THE RECORDS
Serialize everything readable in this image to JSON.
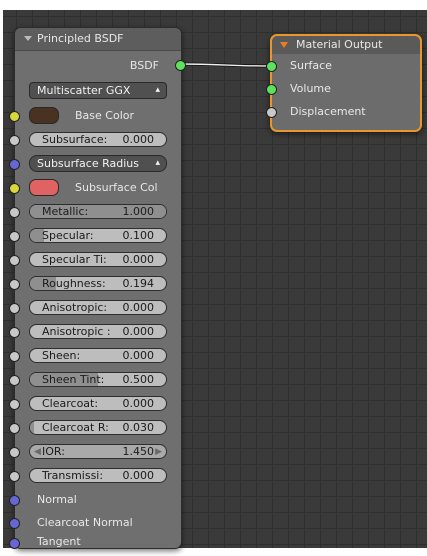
{
  "bsdf_node": {
    "title": "Principled BSDF",
    "output_label": "BSDF",
    "distribution": "Multiscatter GGX",
    "base_color_label": "Base Color",
    "base_color": "#4a3222",
    "subsurface": {
      "label": "Subsurface:",
      "value": "0.000"
    },
    "subsurface_method": "Subsurface Radius",
    "subsurface_color_label": "Subsurface Col",
    "subsurface_color": "#e06262",
    "fields": [
      {
        "label": "Metallic:",
        "value": "1.000",
        "fill": 1.0
      },
      {
        "label": "Specular:",
        "value": "0.100",
        "fill": 0.1
      },
      {
        "label": "Specular Ti:",
        "value": "0.000",
        "fill": 0.0
      },
      {
        "label": "Roughness:",
        "value": "0.194",
        "fill": 0.194
      },
      {
        "label": "Anisotropic:",
        "value": "0.000",
        "fill": 0.0
      },
      {
        "label": "Anisotropic :",
        "value": "0.000",
        "fill": 0.0
      },
      {
        "label": "Sheen:",
        "value": "0.000",
        "fill": 0.0
      },
      {
        "label": "Sheen Tint:",
        "value": "0.500",
        "fill": 0.5
      },
      {
        "label": "Clearcoat:",
        "value": "0.000",
        "fill": 0.0
      },
      {
        "label": "Clearcoat R:",
        "value": "0.030",
        "fill": 0.03
      }
    ],
    "ior": {
      "label": "IOR:",
      "value": "1.450"
    },
    "transmission": {
      "label": "Transmissi:",
      "value": "0.000"
    },
    "vector_inputs": [
      "Normal",
      "Clearcoat Normal",
      "Tangent"
    ]
  },
  "material_output_node": {
    "title": "Material Output",
    "inputs": [
      "Surface",
      "Volume",
      "Displacement"
    ]
  },
  "colors": {
    "output_socket": "#5ee25e",
    "selected_outline": "#e8982a",
    "header_arrow": "#f07d1c"
  }
}
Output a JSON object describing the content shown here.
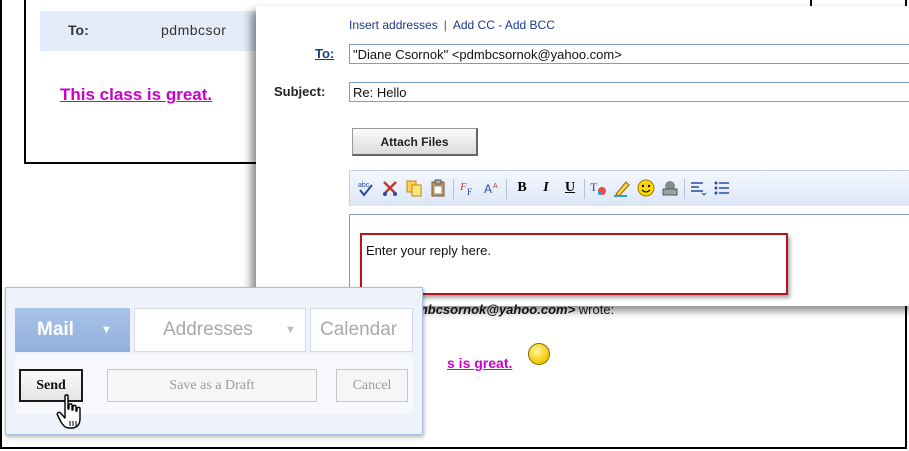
{
  "read_panel": {
    "to_label": "To:",
    "to_value": "pdmbcsor",
    "class_link": "This class is great."
  },
  "compose": {
    "insert_addresses": "Insert addresses",
    "separator": "|",
    "add_cc_bcc": "Add CC - Add BCC",
    "to_label": "To:",
    "to_value": "\"Diane Csornok\" <pdmbcsornok@yahoo.com>",
    "subject_label": "Subject:",
    "subject_value": "Re: Hello",
    "attach_label": "Attach Files",
    "editor_placeholder": "Enter your reply here.",
    "wrote_name": "nok <pdmbcsornok@yahoo.com>",
    "wrote_suffix": "wrote:",
    "quoted_link": "s is great."
  },
  "toolbar": {
    "icons": [
      "spellcheck-icon",
      "cut-icon",
      "copy-icon",
      "paste-icon",
      "font-icon",
      "font-size-icon",
      "bold-icon",
      "italic-icon",
      "underline-icon",
      "text-color-icon",
      "highlight-icon",
      "emoticon-icon",
      "stationery-icon",
      "align-icon",
      "bullet-list-icon"
    ],
    "bold": "B",
    "italic": "I",
    "underline": "U"
  },
  "mail_nav": {
    "tabs": [
      {
        "label": "Mail"
      },
      {
        "label": "Addresses"
      },
      {
        "label": "Calendar"
      }
    ],
    "send_label": "Send",
    "draft_label": "Save as a Draft",
    "cancel_label": "Cancel"
  },
  "colors": {
    "link_blue": "#1a3a8c",
    "magenta": "#cc00cc",
    "reply_border": "#b8141a",
    "mail_tab": "#90b0de"
  }
}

TO BE DONE
Copy out the data above exactly, except the pictures.

COMPLETED EXERCISE
Serialize everything readable in this image to JSON.
{
  "bsdf_node": {
    "title": "Principled BSDF",
    "output_label": "BSDF",
    "distribution": "Multiscatter GGX",
    "base_color_label": "Base Color",
    "base_color": "#4a3222",
    "subsurface": {
      "label": "Subsurface:",
      "value": "0.000"
    },
    "subsurface_method": "Subsurface Radius",
    "subsurface_color_label": "Subsurface Col",
    "subsurface_color": "#e06262",
    "fields": [
      {
        "label": "Metallic:",
        "value": "1.000",
        "fill": 1.0
      },
      {
        "label": "Specular:",
        "value": "0.100",
        "fill": 0.1
      },
      {
        "label": "Specular Ti:",
        "value": "0.000",
        "fill": 0.0
      },
      {
        "label": "Roughness:",
        "value": "0.194",
        "fill": 0.194
      },
      {
        "label": "Anisotropic:",
        "value": "0.000",
        "fill": 0.0
      },
      {
        "label": "Anisotropic :",
        "value": "0.000",
        "fill": 0.0
      },
      {
        "label": "Sheen:",
        "value": "0.000",
        "fill": 0.0
      },
      {
        "label": "Sheen Tint:",
        "value": "0.500",
        "fill": 0.5
      },
      {
        "label": "Clearcoat:",
        "value": "0.000",
        "fill": 0.0
      },
      {
        "label": "Clearcoat R:",
        "value": "0.030",
        "fill": 0.03
      }
    ],
    "ior": {
      "label": "IOR:",
      "value": "1.450"
    },
    "transmission": {
      "label": "Transmissi:",
      "value": "0.000"
    },
    "vector_inputs": [
      "Normal",
      "Clearcoat Normal",
      "Tangent"
    ]
  },
  "material_output_node": {
    "title": "Material Output",
    "inputs": [
      "Surface",
      "Volume",
      "Displacement"
    ]
  },
  "colors": {
    "output_socket": "#5ee25e",
    "selected_outline": "#e8982a",
    "header_arrow": "#f07d1c"
  }
}
Output a JSON object describing the content shown here.
{
  "read_panel": {
    "to_label": "To:",
    "to_value": "pdmbcsor",
    "class_link": "This class is great."
  },
  "compose": {
    "insert_addresses": "Insert addresses",
    "separator": "|",
    "add_cc_bcc": "Add CC - Add BCC",
    "to_label": "To:",
    "to_value": "\"Diane Csornok\" <pdmbcsornok@yahoo.com>",
    "subject_label": "Subject:",
    "subject_value": "Re: Hello",
    "attach_label": "Attach Files",
    "editor_placeholder": "Enter your reply here.",
    "wrote_name": "nok <pdmbcsornok@yahoo.com>",
    "wrote_suffix": "wrote:",
    "quoted_link": "s is great."
  },
  "toolbar": {
    "icons": [
      "spellcheck-icon",
      "cut-icon",
      "copy-icon",
      "paste-icon",
      "font-icon",
      "font-size-icon",
      "bold-icon",
      "italic-icon",
      "underline-icon",
      "text-color-icon",
      "highlight-icon",
      "emoticon-icon",
      "stationery-icon",
      "align-icon",
      "bullet-list-icon"
    ],
    "bold": "B",
    "italic": "I",
    "underline": "U"
  },
  "mail_nav": {
    "tabs": [
      {
        "label": "Mail"
      },
      {
        "label": "Addresses"
      },
      {
        "label": "Calendar"
      }
    ],
    "send_label": "Send",
    "draft_label": "Save as a Draft",
    "cancel_label": "Cancel"
  },
  "colors": {
    "link_blue": "#1a3a8c",
    "magenta": "#cc00cc",
    "reply_border": "#b8141a",
    "mail_tab": "#90b0de"
  }
}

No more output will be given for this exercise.